§ TASK DIRECTIONS
Reproduce the data exactly.

════════════════

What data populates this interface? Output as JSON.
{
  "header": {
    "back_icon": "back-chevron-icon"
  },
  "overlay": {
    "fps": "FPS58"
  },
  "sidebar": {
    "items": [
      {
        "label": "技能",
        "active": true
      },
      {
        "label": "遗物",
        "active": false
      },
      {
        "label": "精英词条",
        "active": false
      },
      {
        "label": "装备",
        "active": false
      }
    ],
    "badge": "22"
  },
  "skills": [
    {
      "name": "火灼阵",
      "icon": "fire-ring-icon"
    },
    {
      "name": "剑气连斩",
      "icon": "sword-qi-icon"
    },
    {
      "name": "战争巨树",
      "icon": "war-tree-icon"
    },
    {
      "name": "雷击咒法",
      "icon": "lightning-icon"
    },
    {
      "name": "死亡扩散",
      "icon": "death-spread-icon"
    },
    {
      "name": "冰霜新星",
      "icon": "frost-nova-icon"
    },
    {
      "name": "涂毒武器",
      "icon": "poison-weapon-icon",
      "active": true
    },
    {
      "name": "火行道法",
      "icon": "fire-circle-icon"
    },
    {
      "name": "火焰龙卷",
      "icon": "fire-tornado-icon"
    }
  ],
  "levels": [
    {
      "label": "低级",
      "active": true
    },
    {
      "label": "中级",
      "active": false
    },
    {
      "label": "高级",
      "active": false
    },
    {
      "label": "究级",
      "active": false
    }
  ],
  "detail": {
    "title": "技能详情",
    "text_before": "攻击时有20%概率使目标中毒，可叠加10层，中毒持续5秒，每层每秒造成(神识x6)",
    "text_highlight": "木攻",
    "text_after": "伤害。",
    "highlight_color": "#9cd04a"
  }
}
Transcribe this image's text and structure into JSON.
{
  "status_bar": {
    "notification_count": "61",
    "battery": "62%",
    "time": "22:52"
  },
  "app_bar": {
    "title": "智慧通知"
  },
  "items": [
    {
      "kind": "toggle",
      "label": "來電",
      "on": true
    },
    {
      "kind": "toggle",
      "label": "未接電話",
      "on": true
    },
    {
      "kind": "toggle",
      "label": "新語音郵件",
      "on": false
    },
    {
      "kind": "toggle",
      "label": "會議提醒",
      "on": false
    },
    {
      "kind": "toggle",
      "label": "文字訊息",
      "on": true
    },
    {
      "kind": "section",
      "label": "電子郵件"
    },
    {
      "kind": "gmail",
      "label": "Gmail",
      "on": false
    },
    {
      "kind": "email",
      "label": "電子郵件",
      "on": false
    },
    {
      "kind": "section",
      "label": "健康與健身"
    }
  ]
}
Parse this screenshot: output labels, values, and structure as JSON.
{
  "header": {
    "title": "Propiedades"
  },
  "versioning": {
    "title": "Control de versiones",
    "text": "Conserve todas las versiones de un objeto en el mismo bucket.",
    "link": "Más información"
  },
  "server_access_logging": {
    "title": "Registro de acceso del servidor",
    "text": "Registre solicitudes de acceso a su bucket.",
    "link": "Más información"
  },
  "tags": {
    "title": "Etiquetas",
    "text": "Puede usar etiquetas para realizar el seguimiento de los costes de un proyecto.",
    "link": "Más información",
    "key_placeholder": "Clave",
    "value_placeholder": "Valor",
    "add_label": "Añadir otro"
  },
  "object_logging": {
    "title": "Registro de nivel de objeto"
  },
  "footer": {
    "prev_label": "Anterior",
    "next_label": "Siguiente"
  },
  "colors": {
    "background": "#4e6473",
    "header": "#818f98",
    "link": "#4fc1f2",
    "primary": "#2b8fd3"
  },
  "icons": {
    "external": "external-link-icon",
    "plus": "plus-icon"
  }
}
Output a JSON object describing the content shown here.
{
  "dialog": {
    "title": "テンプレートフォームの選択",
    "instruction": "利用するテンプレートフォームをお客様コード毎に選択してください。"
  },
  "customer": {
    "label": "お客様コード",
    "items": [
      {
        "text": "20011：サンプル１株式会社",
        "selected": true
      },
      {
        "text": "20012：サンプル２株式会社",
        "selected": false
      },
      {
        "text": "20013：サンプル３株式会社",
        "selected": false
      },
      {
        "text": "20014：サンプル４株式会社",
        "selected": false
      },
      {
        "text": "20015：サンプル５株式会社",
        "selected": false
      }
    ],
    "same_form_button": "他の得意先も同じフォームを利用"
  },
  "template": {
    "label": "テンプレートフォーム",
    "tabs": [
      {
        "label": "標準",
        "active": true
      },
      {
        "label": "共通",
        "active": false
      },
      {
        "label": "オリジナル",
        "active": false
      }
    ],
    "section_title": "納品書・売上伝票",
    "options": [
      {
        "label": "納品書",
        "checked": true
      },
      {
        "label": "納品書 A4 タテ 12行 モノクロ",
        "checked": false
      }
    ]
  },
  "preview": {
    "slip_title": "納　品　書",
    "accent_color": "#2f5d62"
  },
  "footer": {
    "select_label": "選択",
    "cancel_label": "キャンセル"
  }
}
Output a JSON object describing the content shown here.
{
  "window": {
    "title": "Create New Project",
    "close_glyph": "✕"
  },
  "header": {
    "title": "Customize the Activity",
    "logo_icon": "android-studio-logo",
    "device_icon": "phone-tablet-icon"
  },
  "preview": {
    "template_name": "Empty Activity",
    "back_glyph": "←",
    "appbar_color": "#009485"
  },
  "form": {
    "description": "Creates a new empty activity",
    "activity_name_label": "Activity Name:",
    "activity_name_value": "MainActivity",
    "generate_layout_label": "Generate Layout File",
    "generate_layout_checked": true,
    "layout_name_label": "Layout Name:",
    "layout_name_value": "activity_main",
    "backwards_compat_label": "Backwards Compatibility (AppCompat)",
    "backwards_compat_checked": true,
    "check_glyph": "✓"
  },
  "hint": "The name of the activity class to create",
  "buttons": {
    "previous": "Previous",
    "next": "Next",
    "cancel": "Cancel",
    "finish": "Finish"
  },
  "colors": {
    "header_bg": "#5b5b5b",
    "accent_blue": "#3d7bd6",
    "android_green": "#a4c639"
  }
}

════════════════

§ PROBLEM SOLUTION
What data populates this interface? Output as JSON.
{
  "header": {
    "back_icon": "back-chevron-icon"
  },
  "overlay": {
    "fps": "FPS58"
  },
  "sidebar": {
    "items": [
      {
        "label": "技能",
        "active": true
      },
      {
        "label": "遗物",
        "active": false
      },
      {
        "label": "精英词条",
        "active": false
      },
      {
        "label": "装备",
        "active": false
      }
    ],
    "badge": "22"
  },
  "skills": [
    {
      "name": "火灼阵",
      "icon": "fire-ring-icon"
    },
    {
      "name": "剑气连斩",
      "icon": "sword-qi-icon"
    },
    {
      "name": "战争巨树",
      "icon": "war-tree-icon"
    },
    {
      "name": "雷击咒法",
      "icon": "lightning-icon"
    },
    {
      "name": "死亡扩散",
      "icon": "death-spread-icon"
    },
    {
      "name": "冰霜新星",
      "icon": "frost-nova-icon"
    },
    {
      "name": "涂毒武器",
      "icon": "poison-weapon-icon",
      "active": true
    },
    {
      "name": "火行道法",
      "icon": "fire-circle-icon"
    },
    {
      "name": "火焰龙卷",
      "icon": "fire-tornado-icon"
    }
  ],
  "levels": [
    {
      "label": "低级",
      "active": true
    },
    {
      "label": "中级",
      "active": false
    },
    {
      "label": "高级",
      "active": false
    },
    {
      "label": "究级",
      "active": false
    }
  ],
  "detail": {
    "title": "技能详情",
    "text_before": "攻击时有20%概率使目标中毒，可叠加10层，中毒持续5秒，每层每秒造成(神识x6)",
    "text_highlight": "木攻",
    "text_after": "伤害。",
    "highlight_color": "#9cd04a"
  }
}
Transcribe this image's text and structure into JSON.
{
  "status_bar": {
    "notification_count": "61",
    "battery": "62%",
    "time": "22:52"
  },
  "app_bar": {
    "title": "智慧通知"
  },
  "items": [
    {
      "kind": "toggle",
      "label": "來電",
      "on": true
    },
    {
      "kind": "toggle",
      "label": "未接電話",
      "on": true
    },
    {
      "kind": "toggle",
      "label": "新語音郵件",
      "on": false
    },
    {
      "kind": "toggle",
      "label": "會議提醒",
      "on": false
    },
    {
      "kind": "toggle",
      "label": "文字訊息",
      "on": true
    },
    {
      "kind": "section",
      "label": "電子郵件"
    },
    {
      "kind": "gmail",
      "label": "Gmail",
      "on": false
    },
    {
      "kind": "email",
      "label": "電子郵件",
      "on": false
    },
    {
      "kind": "section",
      "label": "健康與健身"
    }
  ]
}
Parse this screenshot: output labels, values, and structure as JSON.
{
  "header": {
    "title": "Propiedades"
  },
  "versioning": {
    "title": "Control de versiones",
    "text": "Conserve todas las versiones de un objeto en el mismo bucket.",
    "link": "Más información"
  },
  "server_access_logging": {
    "title": "Registro de acceso del servidor",
    "text": "Registre solicitudes de acceso a su bucket.",
    "link": "Más información"
  },
  "tags": {
    "title": "Etiquetas",
    "text": "Puede usar etiquetas para realizar el seguimiento de los costes de un proyecto.",
    "link": "Más información",
    "key_placeholder": "Clave",
    "value_placeholder": "Valor",
    "add_label": "Añadir otro"
  },
  "object_logging": {
    "title": "Registro de nivel de objeto"
  },
  "footer": {
    "prev_label": "Anterior",
    "next_label": "Siguiente"
  },
  "colors": {
    "background": "#4e6473",
    "header": "#818f98",
    "link": "#4fc1f2",
    "primary": "#2b8fd3"
  },
  "icons": {
    "external": "external-link-icon",
    "plus": "plus-icon"
  }
}
Output a JSON object describing the content shown here.
{
  "dialog": {
    "title": "テンプレートフォームの選択",
    "instruction": "利用するテンプレートフォームをお客様コード毎に選択してください。"
  },
  "customer": {
    "label": "お客様コード",
    "items": [
      {
        "text": "20011：サンプル１株式会社",
        "selected": true
      },
      {
        "text": "20012：サンプル２株式会社",
        "selected": false
      },
      {
        "text": "20013：サンプル３株式会社",
        "selected": false
      },
      {
        "text": "20014：サンプル４株式会社",
        "selected": false
      },
      {
        "text": "20015：サンプル５株式会社",
        "selected": false
      }
    ],
    "same_form_button": "他の得意先も同じフォームを利用"
  },
  "template": {
    "label": "テンプレートフォーム",
    "tabs": [
      {
        "label": "標準",
        "active": true
      },
      {
        "label": "共通",
        "active": false
      },
      {
        "label": "オリジナル",
        "active": false
      }
    ],
    "section_title": "納品書・売上伝票",
    "options": [
      {
        "label": "納品書",
        "checked": true
      },
      {
        "label": "納品書 A4 タテ 12行 モノクロ",
        "checked": false
      }
    ]
  },
  "preview": {
    "slip_title": "納　品　書",
    "accent_color": "#2f5d62"
  },
  "footer": {
    "select_label": "選択",
    "cancel_label": "キャンセル"
  }
}
Output a JSON object describing the content shown here.
{
  "window": {
    "title": "Create New Project",
    "close_glyph": "✕"
  },
  "header": {
    "title": "Customize the Activity",
    "logo_icon": "android-studio-logo",
    "device_icon": "phone-tablet-icon"
  },
  "preview": {
    "template_name": "Empty Activity",
    "back_glyph": "←",
    "appbar_color": "#009485"
  },
  "form": {
    "description": "Creates a new empty activity",
    "activity_name_label": "Activity Name:",
    "activity_name_value": "MainActivity",
    "generate_layout_label": "Generate Layout File",
    "generate_layout_checked": true,
    "layout_name_label": "Layout Name:",
    "layout_name_value": "activity_main",
    "backwards_compat_label": "Backwards Compatibility (AppCompat)",
    "backwards_compat_checked": true,
    "check_glyph": "✓"
  },
  "hint": "The name of the activity class to create",
  "buttons": {
    "previous": "Previous",
    "next": "Next",
    "cancel": "Cancel",
    "finish": "Finish"
  },
  "colors": {
    "header_bg": "#5b5b5b",
    "accent_blue": "#3d7bd6",
    "android_green": "#a4c639"
  }
}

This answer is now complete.